:: What is asked ::
Separate out the lines that hold "学年高三考前模拟考试".

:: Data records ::

..........

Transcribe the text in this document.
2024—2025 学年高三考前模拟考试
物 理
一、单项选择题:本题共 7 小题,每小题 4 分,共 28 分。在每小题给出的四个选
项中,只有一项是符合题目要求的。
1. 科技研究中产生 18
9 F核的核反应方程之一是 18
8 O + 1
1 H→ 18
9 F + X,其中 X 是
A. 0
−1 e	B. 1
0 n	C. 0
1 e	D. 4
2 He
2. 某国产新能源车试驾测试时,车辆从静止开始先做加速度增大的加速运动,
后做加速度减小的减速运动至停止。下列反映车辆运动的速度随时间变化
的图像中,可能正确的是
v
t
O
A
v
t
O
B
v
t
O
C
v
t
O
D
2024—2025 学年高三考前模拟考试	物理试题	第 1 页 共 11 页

..........

:: Task solution ::
2024—2025 学年高三考前模拟考试
2024—2025 学年高三考前模拟考试	物理试题	第 1 页 共 11 页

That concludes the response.